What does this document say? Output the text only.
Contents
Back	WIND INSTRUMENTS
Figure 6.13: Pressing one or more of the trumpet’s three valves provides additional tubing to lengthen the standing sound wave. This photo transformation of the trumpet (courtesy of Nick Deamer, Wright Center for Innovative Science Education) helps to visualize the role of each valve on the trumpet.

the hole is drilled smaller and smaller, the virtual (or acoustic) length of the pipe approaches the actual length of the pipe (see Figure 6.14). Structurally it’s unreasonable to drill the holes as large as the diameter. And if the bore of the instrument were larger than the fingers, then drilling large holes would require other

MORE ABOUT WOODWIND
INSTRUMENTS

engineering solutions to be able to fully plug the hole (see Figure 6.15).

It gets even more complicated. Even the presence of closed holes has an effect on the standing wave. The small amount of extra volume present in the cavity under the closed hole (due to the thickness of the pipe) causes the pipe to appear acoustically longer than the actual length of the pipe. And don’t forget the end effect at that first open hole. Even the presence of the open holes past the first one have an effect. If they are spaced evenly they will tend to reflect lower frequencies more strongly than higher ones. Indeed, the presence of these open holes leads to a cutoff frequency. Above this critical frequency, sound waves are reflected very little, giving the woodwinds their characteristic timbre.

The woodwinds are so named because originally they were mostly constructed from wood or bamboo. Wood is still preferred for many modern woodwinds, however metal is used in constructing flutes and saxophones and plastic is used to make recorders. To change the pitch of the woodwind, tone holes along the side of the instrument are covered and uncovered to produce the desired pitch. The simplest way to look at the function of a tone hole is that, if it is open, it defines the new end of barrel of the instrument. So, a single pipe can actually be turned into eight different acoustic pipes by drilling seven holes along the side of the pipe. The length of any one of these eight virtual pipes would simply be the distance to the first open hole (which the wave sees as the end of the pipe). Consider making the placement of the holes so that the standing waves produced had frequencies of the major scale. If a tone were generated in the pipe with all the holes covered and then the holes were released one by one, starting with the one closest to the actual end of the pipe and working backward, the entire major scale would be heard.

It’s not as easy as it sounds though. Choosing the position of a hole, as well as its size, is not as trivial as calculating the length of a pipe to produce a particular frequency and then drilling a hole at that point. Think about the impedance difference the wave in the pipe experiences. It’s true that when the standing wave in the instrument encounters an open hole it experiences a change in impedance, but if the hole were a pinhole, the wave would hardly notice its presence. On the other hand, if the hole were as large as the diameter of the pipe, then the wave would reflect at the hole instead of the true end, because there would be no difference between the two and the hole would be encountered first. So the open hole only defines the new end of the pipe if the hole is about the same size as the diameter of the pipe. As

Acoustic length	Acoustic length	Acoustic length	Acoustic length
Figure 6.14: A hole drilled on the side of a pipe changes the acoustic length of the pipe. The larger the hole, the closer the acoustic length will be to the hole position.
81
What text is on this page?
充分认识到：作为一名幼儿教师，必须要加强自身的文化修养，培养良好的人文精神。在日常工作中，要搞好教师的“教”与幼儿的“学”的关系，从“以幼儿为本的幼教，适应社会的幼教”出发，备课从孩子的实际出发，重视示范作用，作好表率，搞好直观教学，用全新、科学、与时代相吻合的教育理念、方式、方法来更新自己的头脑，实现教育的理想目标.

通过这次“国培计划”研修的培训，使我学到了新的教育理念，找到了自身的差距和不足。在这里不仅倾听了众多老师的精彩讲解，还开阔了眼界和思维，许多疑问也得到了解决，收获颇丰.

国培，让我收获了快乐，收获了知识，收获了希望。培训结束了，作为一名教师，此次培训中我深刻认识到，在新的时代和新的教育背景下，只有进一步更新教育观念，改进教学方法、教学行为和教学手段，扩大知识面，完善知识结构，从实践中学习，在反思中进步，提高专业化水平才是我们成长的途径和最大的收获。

◆ ◆ ◆

• [REQUIREMENTS]: Above are the records; copy every line in them that holds the word "other".

• [TASK RESPONSE]:
the hole is drilled smaller and smaller, the virtual (or acoustic) length of the pipe approaches the actual length of the pipe (see Figure 6.14). Structurally it’s unreasonable to drill the holes as large as the diameter. And if the bore of the instrument were larger than the fingers, then drilling large holes would require other
It’s not as easy as it sounds though. Choosing the position of a hole, as well as its size, is not as trivial as calculating the length of a pipe to produce a particular frequency and then drilling a hole at that point. Think about the impedance difference the wave in the pipe experiences. It’s true that when the standing wave in the instrument encounters an open hole it experiences a change in impedance, but if the hole were a pinhole, the wave would hardly notice its presence. On the other hand, if the hole were as large as the diameter of the pipe, then the wave would reflect at the hole instead of the true end, because there would be no difference between the two and the hole would be encountered first. So the open hole only defines the new end of the pipe if the hole is about the same size as the diameter of the pipe. As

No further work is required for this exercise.